**Your task:**
Copy the material that follows word for word and omit its pictures.

**Supplied data:**
◆ ◆ ◆ ◆

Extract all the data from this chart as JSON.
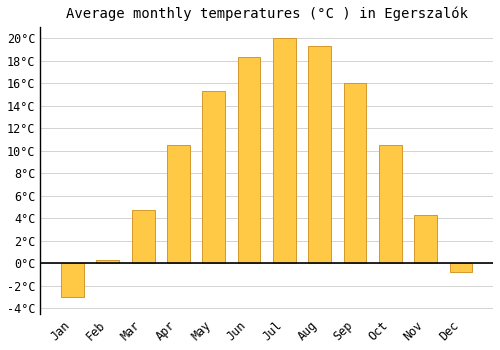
{
  "title": "Average monthly temperatures (°C ) in Egerszalók",
  "months": [
    "Jan",
    "Feb",
    "Mar",
    "Apr",
    "May",
    "Jun",
    "Jul",
    "Aug",
    "Sep",
    "Oct",
    "Nov",
    "Dec"
  ],
  "values": [
    -3.0,
    0.3,
    4.7,
    10.5,
    15.3,
    18.3,
    20.0,
    19.3,
    16.0,
    10.5,
    4.3,
    -0.8
  ],
  "bar_color": "#FFC845",
  "bar_edge_color": "#D4982A",
  "background_color": "#ffffff",
  "grid_color": "#cccccc",
  "ylim": [
    -4.5,
    21.0
  ],
  "yticks": [
    -4,
    -2,
    0,
    2,
    4,
    6,
    8,
    10,
    12,
    14,
    16,
    18,
    20
  ],
  "ytick_labels": [
    "-4°C",
    "-2°C",
    "0°C",
    "2°C",
    "4°C",
    "6°C",
    "8°C",
    "10°C",
    "12°C",
    "14°C",
    "16°C",
    "18°C",
    "20°C"
  ],
  "title_fontsize": 10,
  "tick_fontsize": 8.5,
  "figsize": [
    5.0,
    3.5
  ],
  "dpi": 100
}
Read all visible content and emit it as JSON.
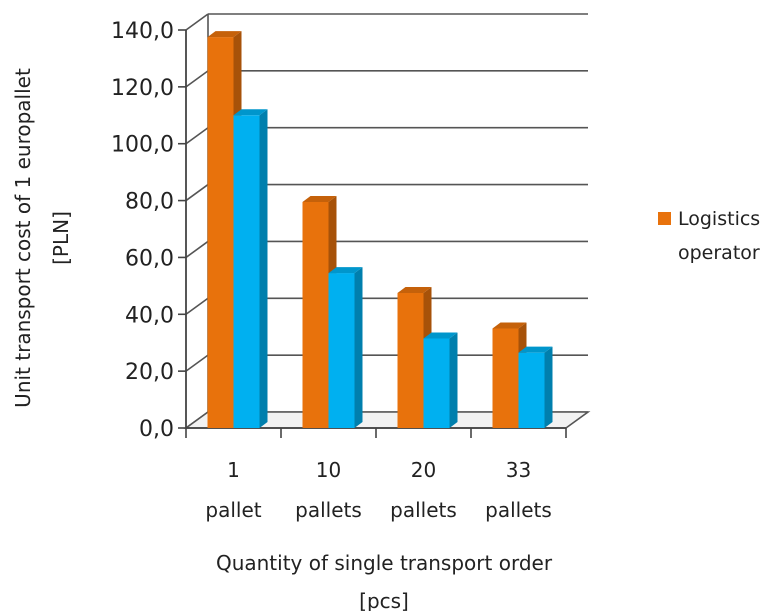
{
  "chart_data": {
    "type": "bar",
    "categories": [
      "1 pallet",
      "10 pallets",
      "20 pallets",
      "33 pallets"
    ],
    "category_lines": [
      [
        "1",
        "pallet"
      ],
      [
        "10",
        "pallets"
      ],
      [
        "20",
        "pallets"
      ],
      [
        "33",
        "pallets"
      ]
    ],
    "series": [
      {
        "name": "Logistics operator",
        "values": [
          137.5,
          79.5,
          47.5,
          35.0
        ],
        "color": "#e8720c"
      },
      {
        "values": [
          110.0,
          54.5,
          31.5,
          26.5
        ],
        "color": "#00b0f0"
      }
    ],
    "ylim": [
      0,
      140
    ],
    "yticks": [
      "0,0",
      "20,0",
      "40,0",
      "60,0",
      "80,0",
      "100,0",
      "120,0",
      "140,0"
    ],
    "ylabel_lines": [
      "Unit transport cost of 1 europallet",
      "[PLN]"
    ],
    "xlabel_lines": [
      "Quantity of single transport order",
      "[pcs]"
    ],
    "legend": {
      "lines": [
        "Logistics",
        "operator"
      ],
      "position": "right"
    },
    "grid": true,
    "three_d": true
  }
}
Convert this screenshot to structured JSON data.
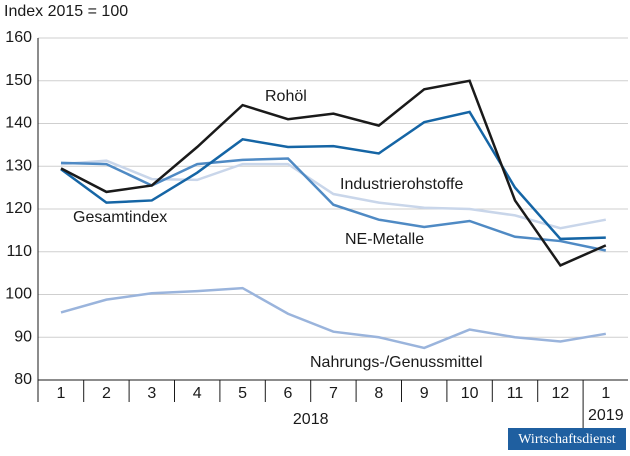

◆ ◆ ◆ ◆

**Finished task:**
Extract all the data from this chart as JSON.
{
  "title": "Average monthly temperatures (°C ) in Egerszalók",
  "months": [
    "Jan",
    "Feb",
    "Mar",
    "Apr",
    "May",
    "Jun",
    "Jul",
    "Aug",
    "Sep",
    "Oct",
    "Nov",
    "Dec"
  ],
  "values": [
    -3.0,
    0.3,
    4.7,
    10.5,
    15.3,
    18.3,
    20.0,
    19.3,
    16.0,
    10.5,
    4.3,
    -0.8
  ],
  "bar_color": "#FFC845",
  "bar_edge_color": "#D4982A",
  "background_color": "#ffffff",
  "grid_color": "#cccccc",
  "ylim": [
    -4.5,
    21.0
  ],
  "yticks": [
    -4,
    -2,
    0,
    2,
    4,
    6,
    8,
    10,
    12,
    14,
    16,
    18,
    20
  ],
  "ytick_labels": [
    "-4°C",
    "-2°C",
    "0°C",
    "2°C",
    "4°C",
    "6°C",
    "8°C",
    "10°C",
    "12°C",
    "14°C",
    "16°C",
    "18°C",
    "20°C"
  ],
  "title_fontsize": 10,
  "tick_fontsize": 8.5,
  "figsize": [
    5.0,
    3.5
  ],
  "dpi": 100
}
Read all visible content and emit it as JSON.
{
  "chart_data": {
    "type": "bar",
    "categories": [
      "1 pallet",
      "10 pallets",
      "20 pallets",
      "33 pallets"
    ],
    "category_lines": [
      [
        "1",
        "pallet"
      ],
      [
        "10",
        "pallets"
      ],
      [
        "20",
        "pallets"
      ],
      [
        "33",
        "pallets"
      ]
    ],
    "series": [
      {
        "name": "Logistics operator",
        "values": [
          137.5,
          79.5,
          47.5,
          35.0
        ],
        "color": "#e8720c"
      },
      {
        "values": [
          110.0,
          54.5,
          31.5,
          26.5
        ],
        "color": "#00b0f0"
      }
    ],
    "ylim": [
      0,
      140
    ],
    "yticks": [
      "0,0",
      "20,0",
      "40,0",
      "60,0",
      "80,0",
      "100,0",
      "120,0",
      "140,0"
    ],
    "ylabel_lines": [
      "Unit transport cost of 1 europallet",
      "[PLN]"
    ],
    "xlabel_lines": [
      "Quantity of single transport order",
      "[pcs]"
    ],
    "legend": {
      "lines": [
        "Logistics",
        "operator"
      ],
      "position": "right"
    },
    "grid": true,
    "three_d": true
  }
}
Convert this screenshot to structured JSON data.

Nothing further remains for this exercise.